*OBJECTIVE*. Transcribe the whole listing without a single picture.

*ENTRIES SHOWN*.
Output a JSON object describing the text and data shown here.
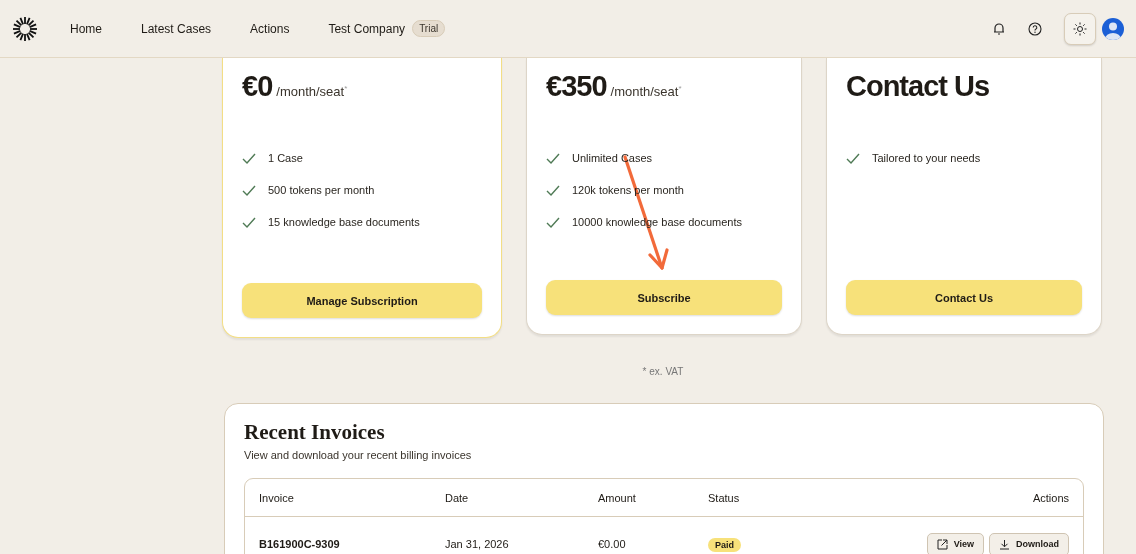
{
  "header": {
    "nav": [
      {
        "label": "Home"
      },
      {
        "label": "Latest Cases"
      },
      {
        "label": "Actions"
      },
      {
        "label": "Test Company",
        "badge": "Trial"
      }
    ]
  },
  "plans": [
    {
      "kind": "price",
      "price": "€0",
      "period": "/month/seat$^{*}$",
      "current": true,
      "features": [
        "1 Case",
        "500 tokens per month",
        "15 knowledge base documents"
      ],
      "button": "Manage Subscription"
    },
    {
      "kind": "price",
      "price": "€350",
      "period": "/month/seat$^{*}$",
      "current": false,
      "features": [
        "Unlimited Cases",
        "120k tokens per month",
        "10000 knowledge base documents"
      ],
      "button": "Subscribe"
    },
    {
      "kind": "title",
      "title": "Contact Us",
      "current": false,
      "features": [
        "Tailored to your needs"
      ],
      "button": "Contact Us"
    }
  ],
  "footnote": "* ex. VAT",
  "invoices": {
    "title": "Recent Invoices",
    "subtitle": "View and download your recent billing invoices",
    "columns": [
      "Invoice",
      "Date",
      "Amount",
      "Status",
      "Actions"
    ],
    "rows": [
      {
        "invoice": "B161900C-9309",
        "date": "Jan 31, 2026",
        "amount": "€0.00",
        "status": "Paid",
        "actions": [
          "View",
          "Download"
        ]
      }
    ]
  }
}
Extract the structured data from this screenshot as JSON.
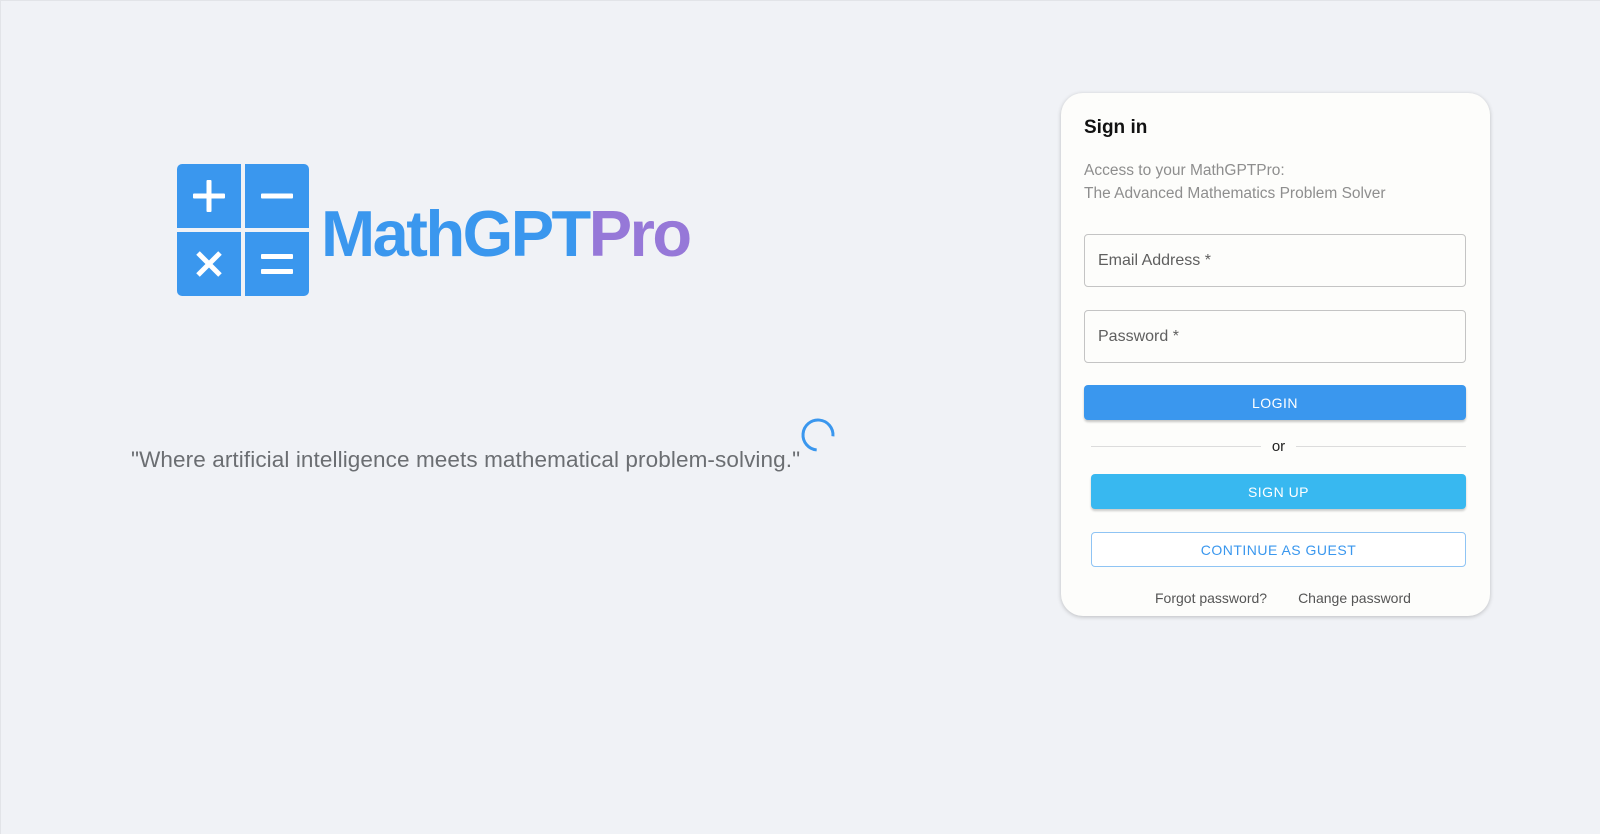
{
  "logo": {
    "text_primary": "MathGPT",
    "text_accent": "Pro",
    "icons": [
      "plus-icon",
      "minus-icon",
      "times-icon",
      "equals-icon"
    ],
    "colors": {
      "primary": "#3a97ee",
      "accent": "#9678d8"
    }
  },
  "tagline": "\"Where artificial intelligence meets mathematical problem-solving.\"",
  "signin": {
    "title": "Sign in",
    "subtitle_line1": "Access to your MathGPTPro:",
    "subtitle_line2": "The Advanced Mathematics Problem Solver",
    "email_placeholder": "Email Address *",
    "email_value": "",
    "password_placeholder": "Password *",
    "password_value": "",
    "login_label": "LOGIN",
    "divider_text": "or",
    "signup_label": "SIGN UP",
    "guest_label": "CONTINUE AS GUEST",
    "forgot_label": "Forgot password?",
    "change_label": "Change password"
  },
  "colors": {
    "background": "#f0f2f6",
    "login_button": "#3a97ee",
    "signup_button": "#38b8f0",
    "guest_border": "#8fc4f4"
  }
}
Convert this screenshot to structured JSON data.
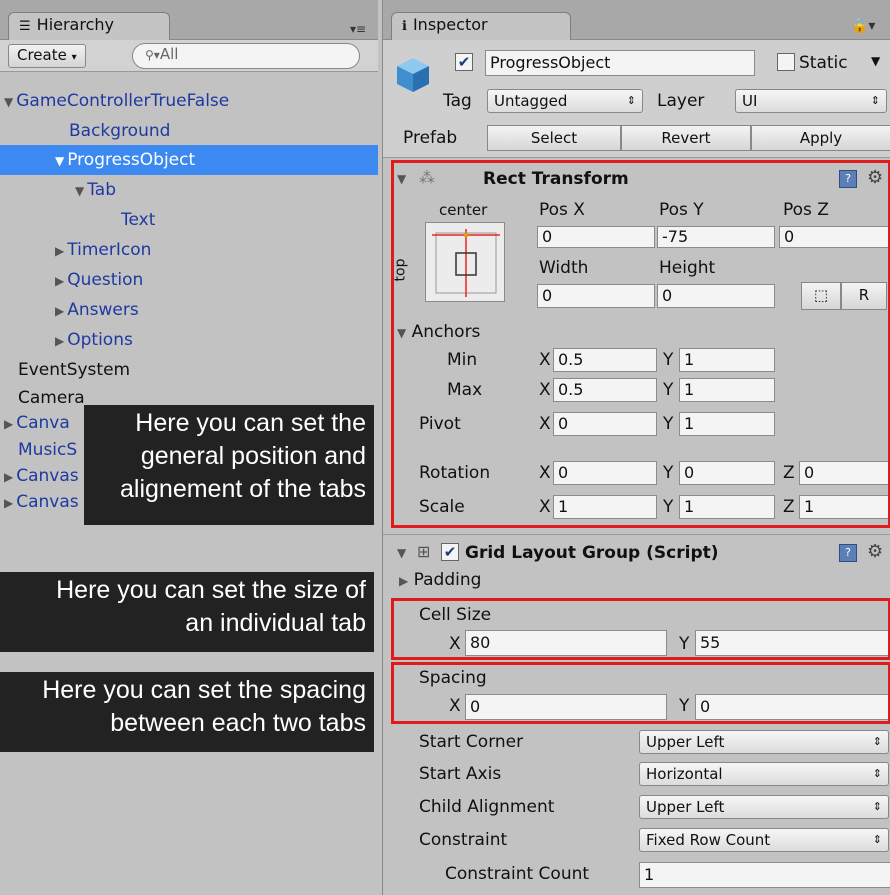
{
  "hierarchy": {
    "tab_label": "Hierarchy",
    "create_label": "Create",
    "search_placeholder": "All",
    "items": [
      {
        "label": "GameControllerTrueFalse",
        "arrow": "▼"
      },
      {
        "label": "Background",
        "arrow": ""
      },
      {
        "label": "ProgressObject",
        "arrow": "▼"
      },
      {
        "label": "Tab",
        "arrow": "▼"
      },
      {
        "label": "Text",
        "arrow": ""
      },
      {
        "label": "TimerIcon",
        "arrow": "▶"
      },
      {
        "label": "Question",
        "arrow": "▶"
      },
      {
        "label": "Answers",
        "arrow": "▶"
      },
      {
        "label": "Options",
        "arrow": "▶"
      },
      {
        "label": "EventSystem",
        "arrow": ""
      },
      {
        "label": "Camera",
        "arrow": ""
      },
      {
        "label": "Canva",
        "arrow": "▶"
      },
      {
        "label": "MusicS",
        "arrow": ""
      },
      {
        "label": "Canvas LargerImage",
        "arrow": "▶"
      },
      {
        "label": "Canvas Options",
        "arrow": "▶"
      }
    ]
  },
  "callouts": {
    "position": [
      "Here you can set the",
      "general position and",
      "alignement of the tabs"
    ],
    "size": [
      "Here you can set the size of",
      "an individual tab"
    ],
    "spacing": [
      "Here you can set the spacing",
      "between each two tabs"
    ]
  },
  "inspector": {
    "tab_label": "Inspector",
    "object_name": "ProgressObject",
    "static_label": "Static",
    "tag_label": "Tag",
    "tag_value": "Untagged",
    "layer_label": "Layer",
    "layer_value": "UI",
    "prefab_label": "Prefab",
    "prefab_buttons": [
      "Select",
      "Revert",
      "Apply"
    ],
    "rect_transform": {
      "title": "Rect Transform",
      "anchor_preset_h": "center",
      "anchor_preset_v": "top",
      "pos_x_label": "Pos X",
      "pos_y_label": "Pos Y",
      "pos_z_label": "Pos Z",
      "pos_x": "0",
      "pos_y": "-75",
      "pos_z": "0",
      "width_label": "Width",
      "height_label": "Height",
      "width": "0",
      "height": "0",
      "r_button": "R",
      "anchors_label": "Anchors",
      "min_label": "Min",
      "max_label": "Max",
      "pivot_label": "Pivot",
      "rotation_label": "Rotation",
      "scale_label": "Scale",
      "min_x": "0.5",
      "min_y": "1",
      "max_x": "0.5",
      "max_y": "1",
      "pivot_x": "0",
      "pivot_y": "1",
      "rot_x": "0",
      "rot_y": "0",
      "rot_z": "0",
      "scale_x": "1",
      "scale_y": "1",
      "scale_z": "1",
      "x": "X",
      "y": "Y",
      "z": "Z"
    },
    "grid_layout": {
      "title": "Grid Layout Group (Script)",
      "padding_label": "Padding",
      "cell_size_label": "Cell Size",
      "cell_x": "80",
      "cell_y": "55",
      "spacing_label": "Spacing",
      "spacing_x": "0",
      "spacing_y": "0",
      "start_corner_label": "Start Corner",
      "start_corner": "Upper Left",
      "start_axis_label": "Start Axis",
      "start_axis": "Horizontal",
      "child_alignment_label": "Child Alignment",
      "child_alignment": "Upper Left",
      "constraint_label": "Constraint",
      "constraint": "Fixed Row Count",
      "constraint_count_label": "Constraint Count",
      "constraint_count": "1"
    }
  },
  "colors": {
    "selection": "#3d89f2",
    "highlight_box": "#e01b1b",
    "callout_bg": "#222222"
  }
}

*SOLUTION FOR THIS PROBLEM*.
Output a JSON object describing the text and data shown here.
{
  "header": {
    "nav": [
      {
        "label": "Home"
      },
      {
        "label": "Latest Cases"
      },
      {
        "label": "Actions"
      },
      {
        "label": "Test Company",
        "badge": "Trial"
      }
    ]
  },
  "plans": [
    {
      "kind": "price",
      "price": "€0",
      "period": "/month/seat$^{*}$",
      "current": true,
      "features": [
        "1 Case",
        "500 tokens per month",
        "15 knowledge base documents"
      ],
      "button": "Manage Subscription"
    },
    {
      "kind": "price",
      "price": "€350",
      "period": "/month/seat$^{*}$",
      "current": false,
      "features": [
        "Unlimited Cases",
        "120k tokens per month",
        "10000 knowledge base documents"
      ],
      "button": "Subscribe"
    },
    {
      "kind": "title",
      "title": "Contact Us",
      "current": false,
      "features": [
        "Tailored to your needs"
      ],
      "button": "Contact Us"
    }
  ],
  "footnote": "* ex. VAT",
  "invoices": {
    "title": "Recent Invoices",
    "subtitle": "View and download your recent billing invoices",
    "columns": [
      "Invoice",
      "Date",
      "Amount",
      "Status",
      "Actions"
    ],
    "rows": [
      {
        "invoice": "B161900C-9309",
        "date": "Jan 31, 2026",
        "amount": "€0.00",
        "status": "Paid",
        "actions": [
          "View",
          "Download"
        ]
      }
    ]
  }
}
Extract the structured data from this screenshot as JSON.
{
  "logo": {
    "text_primary": "MathGPT",
    "text_accent": "Pro",
    "icons": [
      "plus-icon",
      "minus-icon",
      "times-icon",
      "equals-icon"
    ],
    "colors": {
      "primary": "#3a97ee",
      "accent": "#9678d8"
    }
  },
  "tagline": "\"Where artificial intelligence meets mathematical problem-solving.\"",
  "signin": {
    "title": "Sign in",
    "subtitle_line1": "Access to your MathGPTPro:",
    "subtitle_line2": "The Advanced Mathematics Problem Solver",
    "email_placeholder": "Email Address *",
    "email_value": "",
    "password_placeholder": "Password *",
    "password_value": "",
    "login_label": "LOGIN",
    "divider_text": "or",
    "signup_label": "SIGN UP",
    "guest_label": "CONTINUE AS GUEST",
    "forgot_label": "Forgot password?",
    "change_label": "Change password"
  },
  "colors": {
    "background": "#f0f2f6",
    "login_button": "#3a97ee",
    "signup_button": "#38b8f0",
    "guest_border": "#8fc4f4"
  }
}
Convert this screenshot to structured JSON data.
{
  "hierarchy": {
    "tab_label": "Hierarchy",
    "create_label": "Create",
    "search_placeholder": "All",
    "items": [
      {
        "label": "GameControllerTrueFalse",
        "arrow": "▼"
      },
      {
        "label": "Background",
        "arrow": ""
      },
      {
        "label": "ProgressObject",
        "arrow": "▼"
      },
      {
        "label": "Tab",
        "arrow": "▼"
      },
      {
        "label": "Text",
        "arrow": ""
      },
      {
        "label": "TimerIcon",
        "arrow": "▶"
      },
      {
        "label": "Question",
        "arrow": "▶"
      },
      {
        "label": "Answers",
        "arrow": "▶"
      },
      {
        "label": "Options",
        "arrow": "▶"
      },
      {
        "label": "EventSystem",
        "arrow": ""
      },
      {
        "label": "Camera",
        "arrow": ""
      },
      {
        "label": "Canva",
        "arrow": "▶"
      },
      {
        "label": "MusicS",
        "arrow": ""
      },
      {
        "label": "Canvas LargerImage",
        "arrow": "▶"
      },
      {
        "label": "Canvas Options",
        "arrow": "▶"
      }
    ]
  },
  "callouts": {
    "position": [
      "Here you can set the",
      "general position and",
      "alignement of the tabs"
    ],
    "size": [
      "Here you can set the size of",
      "an individual tab"
    ],
    "spacing": [
      "Here you can set the spacing",
      "between each two tabs"
    ]
  },
  "inspector": {
    "tab_label": "Inspector",
    "object_name": "ProgressObject",
    "static_label": "Static",
    "tag_label": "Tag",
    "tag_value": "Untagged",
    "layer_label": "Layer",
    "layer_value": "UI",
    "prefab_label": "Prefab",
    "prefab_buttons": [
      "Select",
      "Revert",
      "Apply"
    ],
    "rect_transform": {
      "title": "Rect Transform",
      "anchor_preset_h": "center",
      "anchor_preset_v": "top",
      "pos_x_label": "Pos X",
      "pos_y_label": "Pos Y",
      "pos_z_label": "Pos Z",
      "pos_x": "0",
      "pos_y": "-75",
      "pos_z": "0",
      "width_label": "Width",
      "height_label": "Height",
      "width": "0",
      "height": "0",
      "r_button": "R",
      "anchors_label": "Anchors",
      "min_label": "Min",
      "max_label": "Max",
      "pivot_label": "Pivot",
      "rotation_label": "Rotation",
      "scale_label": "Scale",
      "min_x": "0.5",
      "min_y": "1",
      "max_x": "0.5",
      "max_y": "1",
      "pivot_x": "0",
      "pivot_y": "1",
      "rot_x": "0",
      "rot_y": "0",
      "rot_z": "0",
      "scale_x": "1",
      "scale_y": "1",
      "scale_z": "1",
      "x": "X",
      "y": "Y",
      "z": "Z"
    },
    "grid_layout": {
      "title": "Grid Layout Group (Script)",
      "padding_label": "Padding",
      "cell_size_label": "Cell Size",
      "cell_x": "80",
      "cell_y": "55",
      "spacing_label": "Spacing",
      "spacing_x": "0",
      "spacing_y": "0",
      "start_corner_label": "Start Corner",
      "start_corner": "Upper Left",
      "start_axis_label": "Start Axis",
      "start_axis": "Horizontal",
      "child_alignment_label": "Child Alignment",
      "child_alignment": "Upper Left",
      "constraint_label": "Constraint",
      "constraint": "Fixed Row Count",
      "constraint_count_label": "Constraint Count",
      "constraint_count": "1"
    }
  },
  "colors": {
    "selection": "#3d89f2",
    "highlight_box": "#e01b1b",
    "callout_bg": "#222222"
  }
}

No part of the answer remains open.